• _MATERIAL TO PROCESS_:
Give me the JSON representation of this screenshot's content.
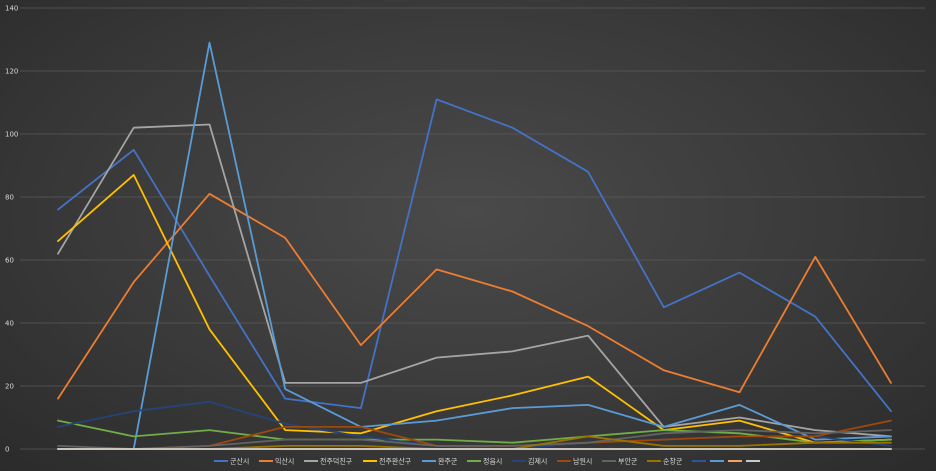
{
  "chart_data": {
    "type": "line",
    "title": "",
    "xlabel": "",
    "ylabel": "",
    "ylim": [
      0,
      140
    ],
    "yticks": [
      0,
      20,
      40,
      60,
      80,
      100,
      120,
      140
    ],
    "grid": true,
    "legend": "bottom",
    "x": [
      1,
      2,
      3,
      4,
      5,
      6,
      7,
      8,
      9,
      10,
      11,
      12
    ],
    "series": [
      {
        "name": "군산시",
        "color": "#4472c4",
        "values": [
          76,
          95,
          55,
          16,
          13,
          111,
          102,
          88,
          45,
          56,
          42,
          12
        ]
      },
      {
        "name": "익산시",
        "color": "#ed7d31",
        "values": [
          16,
          53,
          81,
          67,
          33,
          57,
          50,
          39,
          25,
          18,
          61,
          21
        ]
      },
      {
        "name": "전주덕진구",
        "color": "#a5a5a5",
        "values": [
          62,
          102,
          103,
          21,
          21,
          29,
          31,
          36,
          7,
          10,
          6,
          4
        ]
      },
      {
        "name": "전주완산구",
        "color": "#ffc000",
        "values": [
          66,
          87,
          38,
          6,
          5,
          12,
          17,
          23,
          6,
          9,
          2,
          3
        ]
      },
      {
        "name": "완주군",
        "color": "#5b9bd5",
        "values": [
          0,
          0,
          129,
          19,
          7,
          9,
          13,
          14,
          7,
          14,
          3,
          4
        ]
      },
      {
        "name": "정읍시",
        "color": "#70ad47",
        "values": [
          9,
          4,
          6,
          3,
          3,
          3,
          2,
          4,
          6,
          5,
          2,
          3
        ]
      },
      {
        "name": "김제시",
        "color": "#264478",
        "values": [
          7,
          12,
          15,
          8,
          4,
          1,
          0,
          2,
          3,
          4,
          4,
          1
        ]
      },
      {
        "name": "남원시",
        "color": "#9e480e",
        "values": [
          0,
          0,
          1,
          7,
          7,
          1,
          1,
          2,
          3,
          4,
          4,
          9
        ]
      },
      {
        "name": "부안군",
        "color": "#636363",
        "values": [
          1,
          0,
          1,
          3,
          3,
          1,
          1,
          2,
          5,
          6,
          5,
          6
        ]
      },
      {
        "name": "순창군",
        "color": "#997300",
        "values": [
          0,
          0,
          0,
          1,
          1,
          0,
          0,
          4,
          1,
          1,
          2,
          2
        ]
      },
      {
        "name": "",
        "color": "#2e5597",
        "values": [
          0,
          0,
          0,
          0,
          0,
          0,
          0,
          0,
          0,
          0,
          0,
          0
        ]
      },
      {
        "name": "",
        "color": "#5b9bd5",
        "values": [
          0,
          0,
          0,
          0,
          0,
          0,
          0,
          0,
          0,
          0,
          0,
          0
        ]
      },
      {
        "name": "",
        "color": "#f4a460",
        "values": [
          0,
          0,
          0,
          0,
          0,
          0,
          0,
          0,
          0,
          0,
          0,
          0
        ]
      },
      {
        "name": "",
        "color": "#c9c9c9",
        "values": [
          0,
          0,
          0,
          0,
          0,
          0,
          0,
          0,
          0,
          0,
          0,
          0
        ]
      }
    ]
  }
}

• _PROMPT_: Leave out the pictures and transcribe everything else exactly.

• _SOLUTION_:
Give me the JSON representation of this screenshot's content.
{
  "chart_data": {
    "type": "line",
    "title": "",
    "xlabel": "",
    "ylabel": "",
    "ylim": [
      0,
      140
    ],
    "yticks": [
      0,
      20,
      40,
      60,
      80,
      100,
      120,
      140
    ],
    "grid": true,
    "legend": "bottom",
    "x": [
      1,
      2,
      3,
      4,
      5,
      6,
      7,
      8,
      9,
      10,
      11,
      12
    ],
    "series": [
      {
        "name": "군산시",
        "color": "#4472c4",
        "values": [
          76,
          95,
          55,
          16,
          13,
          111,
          102,
          88,
          45,
          56,
          42,
          12
        ]
      },
      {
        "name": "익산시",
        "color": "#ed7d31",
        "values": [
          16,
          53,
          81,
          67,
          33,
          57,
          50,
          39,
          25,
          18,
          61,
          21
        ]
      },
      {
        "name": "전주덕진구",
        "color": "#a5a5a5",
        "values": [
          62,
          102,
          103,
          21,
          21,
          29,
          31,
          36,
          7,
          10,
          6,
          4
        ]
      },
      {
        "name": "전주완산구",
        "color": "#ffc000",
        "values": [
          66,
          87,
          38,
          6,
          5,
          12,
          17,
          23,
          6,
          9,
          2,
          3
        ]
      },
      {
        "name": "완주군",
        "color": "#5b9bd5",
        "values": [
          0,
          0,
          129,
          19,
          7,
          9,
          13,
          14,
          7,
          14,
          3,
          4
        ]
      },
      {
        "name": "정읍시",
        "color": "#70ad47",
        "values": [
          9,
          4,
          6,
          3,
          3,
          3,
          2,
          4,
          6,
          5,
          2,
          3
        ]
      },
      {
        "name": "김제시",
        "color": "#264478",
        "values": [
          7,
          12,
          15,
          8,
          4,
          1,
          0,
          2,
          3,
          4,
          4,
          1
        ]
      },
      {
        "name": "남원시",
        "color": "#9e480e",
        "values": [
          0,
          0,
          1,
          7,
          7,
          1,
          1,
          2,
          3,
          4,
          4,
          9
        ]
      },
      {
        "name": "부안군",
        "color": "#636363",
        "values": [
          1,
          0,
          1,
          3,
          3,
          1,
          1,
          2,
          5,
          6,
          5,
          6
        ]
      },
      {
        "name": "순창군",
        "color": "#997300",
        "values": [
          0,
          0,
          0,
          1,
          1,
          0,
          0,
          4,
          1,
          1,
          2,
          2
        ]
      },
      {
        "name": "",
        "color": "#2e5597",
        "values": [
          0,
          0,
          0,
          0,
          0,
          0,
          0,
          0,
          0,
          0,
          0,
          0
        ]
      },
      {
        "name": "",
        "color": "#5b9bd5",
        "values": [
          0,
          0,
          0,
          0,
          0,
          0,
          0,
          0,
          0,
          0,
          0,
          0
        ]
      },
      {
        "name": "",
        "color": "#f4a460",
        "values": [
          0,
          0,
          0,
          0,
          0,
          0,
          0,
          0,
          0,
          0,
          0,
          0
        ]
      },
      {
        "name": "",
        "color": "#c9c9c9",
        "values": [
          0,
          0,
          0,
          0,
          0,
          0,
          0,
          0,
          0,
          0,
          0,
          0
        ]
      }
    ]
  }
}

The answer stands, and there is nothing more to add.